=== DOCUMENT ===

+ + + + + + +

D’ailleurs, lorsqu’on regarde de plus près comment l’apprentissage y est abordé, on voit qu’ils ont un grand respect pour le processus d’apprentissage. Mais, paradoxalement, ils imaginent le processus d’apprentissage uniquement en terme de concentration. Cela signifie donc qu’une grande partie de leur journée est consacrée à l’apprentissage et donc à la concentration, la concentration, la concentration, tout le temps. Et lorsqu’ils font une pause, c’est pour faire de la méditation, mais de façon concentrée! Ce qui signifie qu’ils sont en fait toujours concentrés!
Donc toute cette concentration tout le temps, c’est un peu, comme on dit en anglais “All work and no play makes Jack a dull boy » (ndlr: en français on pourrait traduire l’expression par “le travail sans jeu nous rend complètement terne, ennuyeux”).
S’octroyer des petits moments de repos mental et de relaxation est vraiment, vraiment important pour le processus créatif et aussi pour vous aider à intégrer ce que vous venez d’apprendre. Vous n’en êtes pas conscient, mais prendre cinq minutes de pause où vous ne vous concentrez sur rien, vous ne regardez pas votre téléphone, vous ne regardez pas un clavier et où vous regardez plutôt par la fenêtre où vous vous préparez une tasse de thé est très important. Ces minutes permettront aux parties centrales de votre cerveau et à votre hippocampe de faire une pause et de décharger les informations. Donc vous apprenez vraiment, même si vous pensez que vous ne faites rien.

+ + + + + + +

=== ENTRÉES FOURNIES ===

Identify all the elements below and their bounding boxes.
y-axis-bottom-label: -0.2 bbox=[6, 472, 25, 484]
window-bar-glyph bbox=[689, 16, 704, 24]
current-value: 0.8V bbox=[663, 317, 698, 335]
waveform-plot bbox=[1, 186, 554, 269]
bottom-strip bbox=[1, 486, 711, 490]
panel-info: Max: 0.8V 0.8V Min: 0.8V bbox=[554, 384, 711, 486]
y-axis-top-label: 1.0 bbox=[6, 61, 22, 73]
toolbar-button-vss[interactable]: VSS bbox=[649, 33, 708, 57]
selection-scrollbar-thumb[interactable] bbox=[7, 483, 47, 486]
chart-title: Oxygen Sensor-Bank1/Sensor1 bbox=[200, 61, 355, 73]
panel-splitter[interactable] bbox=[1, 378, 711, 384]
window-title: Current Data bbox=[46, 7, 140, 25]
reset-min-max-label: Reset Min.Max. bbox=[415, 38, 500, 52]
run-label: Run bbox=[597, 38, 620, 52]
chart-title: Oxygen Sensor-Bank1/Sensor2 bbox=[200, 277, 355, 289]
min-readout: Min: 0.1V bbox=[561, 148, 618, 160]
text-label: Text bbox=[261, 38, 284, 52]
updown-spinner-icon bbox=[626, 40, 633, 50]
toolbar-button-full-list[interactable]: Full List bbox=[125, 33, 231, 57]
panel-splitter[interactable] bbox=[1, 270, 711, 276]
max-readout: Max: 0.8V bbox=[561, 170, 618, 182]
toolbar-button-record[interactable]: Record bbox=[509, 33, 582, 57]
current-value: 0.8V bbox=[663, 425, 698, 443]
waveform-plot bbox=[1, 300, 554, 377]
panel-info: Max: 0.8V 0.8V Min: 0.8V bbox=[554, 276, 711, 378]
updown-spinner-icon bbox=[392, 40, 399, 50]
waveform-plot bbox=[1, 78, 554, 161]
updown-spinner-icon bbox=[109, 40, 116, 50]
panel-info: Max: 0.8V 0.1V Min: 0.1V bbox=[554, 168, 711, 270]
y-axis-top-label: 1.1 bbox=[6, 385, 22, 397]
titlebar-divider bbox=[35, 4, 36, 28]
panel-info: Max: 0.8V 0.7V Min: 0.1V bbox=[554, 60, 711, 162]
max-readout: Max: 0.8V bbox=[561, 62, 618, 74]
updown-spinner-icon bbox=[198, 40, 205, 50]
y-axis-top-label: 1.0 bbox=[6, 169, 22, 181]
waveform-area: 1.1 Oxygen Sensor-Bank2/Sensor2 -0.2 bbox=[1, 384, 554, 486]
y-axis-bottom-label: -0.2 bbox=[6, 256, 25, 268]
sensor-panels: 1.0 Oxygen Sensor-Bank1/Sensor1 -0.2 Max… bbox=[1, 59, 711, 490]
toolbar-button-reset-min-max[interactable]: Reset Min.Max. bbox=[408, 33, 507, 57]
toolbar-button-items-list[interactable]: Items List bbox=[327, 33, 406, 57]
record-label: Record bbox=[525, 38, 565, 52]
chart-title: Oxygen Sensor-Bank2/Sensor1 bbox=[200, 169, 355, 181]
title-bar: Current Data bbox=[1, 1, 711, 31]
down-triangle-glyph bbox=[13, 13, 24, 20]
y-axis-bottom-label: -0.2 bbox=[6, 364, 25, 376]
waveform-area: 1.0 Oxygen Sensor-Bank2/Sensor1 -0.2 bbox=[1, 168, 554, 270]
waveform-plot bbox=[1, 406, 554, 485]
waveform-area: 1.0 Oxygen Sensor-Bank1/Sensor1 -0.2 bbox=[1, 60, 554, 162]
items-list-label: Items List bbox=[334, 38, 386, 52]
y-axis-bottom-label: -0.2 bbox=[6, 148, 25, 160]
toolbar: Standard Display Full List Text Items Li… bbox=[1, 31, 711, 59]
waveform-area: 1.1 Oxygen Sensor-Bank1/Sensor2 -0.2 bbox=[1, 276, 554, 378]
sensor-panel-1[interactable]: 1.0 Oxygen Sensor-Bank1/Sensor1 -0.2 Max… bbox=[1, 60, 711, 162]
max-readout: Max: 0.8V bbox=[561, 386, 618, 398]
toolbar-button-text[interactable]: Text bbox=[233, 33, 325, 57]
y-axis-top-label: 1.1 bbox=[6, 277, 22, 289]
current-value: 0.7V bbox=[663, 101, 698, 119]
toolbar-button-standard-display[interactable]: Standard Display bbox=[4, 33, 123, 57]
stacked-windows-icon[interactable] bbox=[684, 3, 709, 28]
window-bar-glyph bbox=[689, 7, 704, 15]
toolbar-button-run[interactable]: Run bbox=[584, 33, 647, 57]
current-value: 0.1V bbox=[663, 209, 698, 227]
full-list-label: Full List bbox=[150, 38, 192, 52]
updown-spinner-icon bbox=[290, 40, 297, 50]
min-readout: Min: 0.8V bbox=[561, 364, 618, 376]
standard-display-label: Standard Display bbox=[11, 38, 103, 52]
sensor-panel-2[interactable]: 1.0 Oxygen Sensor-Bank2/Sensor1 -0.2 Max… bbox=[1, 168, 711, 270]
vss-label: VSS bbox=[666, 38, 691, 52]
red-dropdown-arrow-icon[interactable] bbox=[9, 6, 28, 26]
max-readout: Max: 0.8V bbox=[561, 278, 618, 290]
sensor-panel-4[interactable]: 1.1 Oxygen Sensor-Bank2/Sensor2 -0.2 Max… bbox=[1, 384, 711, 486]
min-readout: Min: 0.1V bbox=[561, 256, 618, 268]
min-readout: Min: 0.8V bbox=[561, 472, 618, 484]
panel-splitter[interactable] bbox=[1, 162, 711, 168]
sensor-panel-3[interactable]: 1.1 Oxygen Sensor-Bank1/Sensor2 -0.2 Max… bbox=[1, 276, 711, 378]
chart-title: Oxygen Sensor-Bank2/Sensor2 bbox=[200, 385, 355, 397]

+ + + + + + +

=== EXERCICE ===
Les affirmations (a), (b) et (c) concordent-elles avec le document ? Répondez à chacune par oui ou non, en citant les mots décisifs du document.
(a) Les petits moments de repos mental sont jugés importants pour le processus créatif.
(b) Pendant une pause de cinq minutes, il est conseillé de regarder son téléphone.
(c) On n'apprend rien pendant ces minutes de pause.

=== CORRIGÉ ===
(a) Oui : « S’octroyer des petits moments de repos mental et de relaxation est vraiment, vraiment important pour le processus créatif ».
(b) Non : « vous ne regardez pas votre téléphone ».
(c) Non : « Donc vous apprenez vraiment, même si vous pensez que vous ne faites rien. »